## Work to do
Will you transcribe all the entries word for word, skipping the pictures they hold?

## Listed entries
..............................
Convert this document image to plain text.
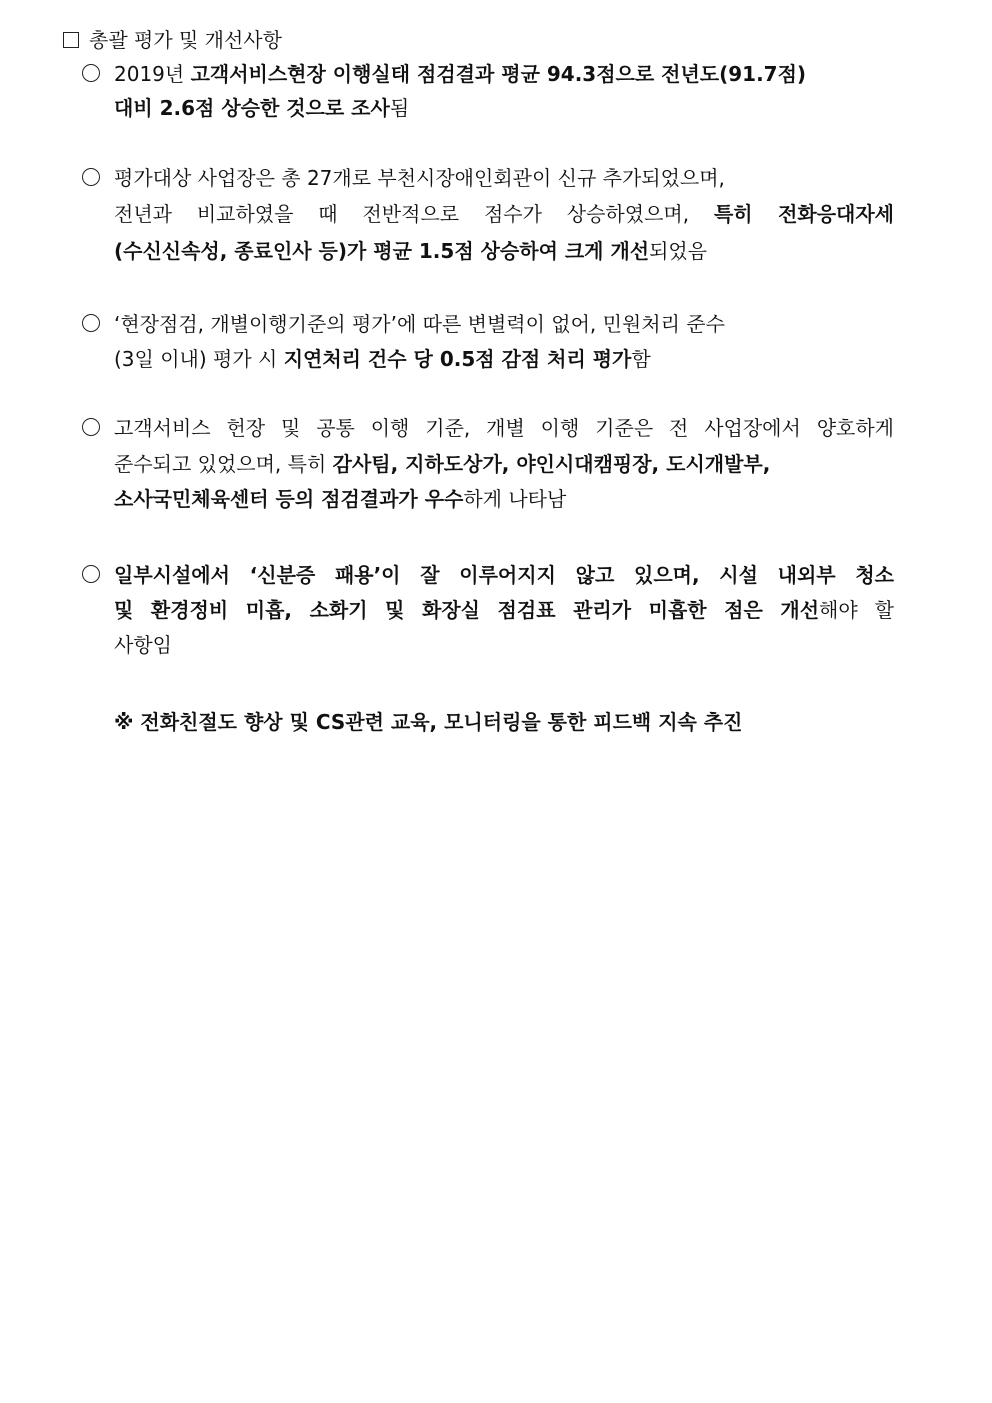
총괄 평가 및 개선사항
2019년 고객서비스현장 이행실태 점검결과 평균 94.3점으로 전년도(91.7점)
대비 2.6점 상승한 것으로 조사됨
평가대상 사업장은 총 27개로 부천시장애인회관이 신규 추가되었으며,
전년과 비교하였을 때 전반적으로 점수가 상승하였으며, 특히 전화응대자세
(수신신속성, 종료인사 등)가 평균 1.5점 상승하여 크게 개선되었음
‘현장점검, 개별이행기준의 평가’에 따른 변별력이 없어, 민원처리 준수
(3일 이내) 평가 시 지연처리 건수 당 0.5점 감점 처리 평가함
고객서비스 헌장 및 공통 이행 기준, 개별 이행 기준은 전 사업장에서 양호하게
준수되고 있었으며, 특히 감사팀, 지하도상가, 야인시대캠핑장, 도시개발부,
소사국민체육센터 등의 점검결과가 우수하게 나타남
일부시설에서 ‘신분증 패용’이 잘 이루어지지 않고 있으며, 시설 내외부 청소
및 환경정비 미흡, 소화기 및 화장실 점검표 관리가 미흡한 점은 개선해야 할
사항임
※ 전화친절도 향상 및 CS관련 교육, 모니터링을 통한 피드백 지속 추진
..............................
## Solution for this exercise
Convert this document image to plain text.
총괄 평가 및 개선사항
2019년 고객서비스현장 이행실태 점검결과 평균 94.3점으로 전년도(91.7점)
대비 2.6점 상승한 것으로 조사됨
평가대상 사업장은 총 27개로 부천시장애인회관이 신규 추가되었으며,
전년과 비교하였을 때 전반적으로 점수가 상승하였으며, 특히 전화응대자세
(수신신속성, 종료인사 등)가 평균 1.5점 상승하여 크게 개선되었음
‘현장점검, 개별이행기준의 평가’에 따른 변별력이 없어, 민원처리 준수
(3일 이내) 평가 시 지연처리 건수 당 0.5점 감점 처리 평가함
고객서비스 헌장 및 공통 이행 기준, 개별 이행 기준은 전 사업장에서 양호하게
준수되고 있었으며, 특히 감사팀, 지하도상가, 야인시대캠핑장, 도시개발부,
소사국민체육센터 등의 점검결과가 우수하게 나타남
일부시설에서 ‘신분증 패용’이 잘 이루어지지 않고 있으며, 시설 내외부 청소
및 환경정비 미흡, 소화기 및 화장실 점검표 관리가 미흡한 점은 개선해야 할
사항임
※ 전화친절도 향상 및 CS관련 교육, 모니터링을 통한 피드백 지속 추진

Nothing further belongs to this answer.